====== Material for this exercise ======

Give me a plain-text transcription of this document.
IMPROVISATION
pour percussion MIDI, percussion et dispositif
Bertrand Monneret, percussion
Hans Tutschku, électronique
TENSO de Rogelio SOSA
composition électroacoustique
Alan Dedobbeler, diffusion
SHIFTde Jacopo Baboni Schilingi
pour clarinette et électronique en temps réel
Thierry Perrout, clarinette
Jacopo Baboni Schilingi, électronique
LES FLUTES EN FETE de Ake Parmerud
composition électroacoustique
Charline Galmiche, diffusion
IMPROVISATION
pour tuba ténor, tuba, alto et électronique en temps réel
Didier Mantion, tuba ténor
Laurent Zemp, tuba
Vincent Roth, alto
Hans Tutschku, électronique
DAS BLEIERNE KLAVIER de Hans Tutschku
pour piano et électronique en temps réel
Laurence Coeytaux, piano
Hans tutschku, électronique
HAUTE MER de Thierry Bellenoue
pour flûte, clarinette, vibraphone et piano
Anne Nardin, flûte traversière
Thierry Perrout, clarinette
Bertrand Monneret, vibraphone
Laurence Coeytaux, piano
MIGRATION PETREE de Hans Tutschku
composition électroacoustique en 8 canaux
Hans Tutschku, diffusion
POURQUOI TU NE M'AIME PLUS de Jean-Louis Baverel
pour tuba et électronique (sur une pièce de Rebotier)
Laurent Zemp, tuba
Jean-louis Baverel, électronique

======

- [Aim of the task]
Reproduce every entry shown above, precisely as it stands.

- [Correct result]
Give me a plain-text transcription of this document.
IMPROVISATION
pour percussion MIDI, percussion et dispositif
Bertrand Monneret, percussion
Hans Tutschku, électronique
TENSO de Rogelio SOSA
composition électroacoustique
Alan Dedobbeler, diffusion
SHIFTde Jacopo Baboni Schilingi
pour clarinette et électronique en temps réel
Thierry Perrout, clarinette
Jacopo Baboni Schilingi, électronique
LES FLUTES EN FETE de Ake Parmerud
composition électroacoustique
Charline Galmiche, diffusion
IMPROVISATION
pour tuba ténor, tuba, alto et électronique en temps réel
Didier Mantion, tuba ténor
Laurent Zemp, tuba
Vincent Roth, alto
Hans Tutschku, électronique
DAS BLEIERNE KLAVIER de Hans Tutschku
pour piano et électronique en temps réel
Laurence Coeytaux, piano
Hans tutschku, électronique
HAUTE MER de Thierry Bellenoue
pour flûte, clarinette, vibraphone et piano
Anne Nardin, flûte traversière
Thierry Perrout, clarinette
Bertrand Monneret, vibraphone
Laurence Coeytaux, piano
MIGRATION PETREE de Hans Tutschku
composition électroacoustique en 8 canaux
Hans Tutschku, diffusion
POURQUOI TU NE M'AIME PLUS de Jean-Louis Baverel
pour tuba et électronique (sur une pièce de Rebotier)
Laurent Zemp, tuba
Jean-louis Baverel, électronique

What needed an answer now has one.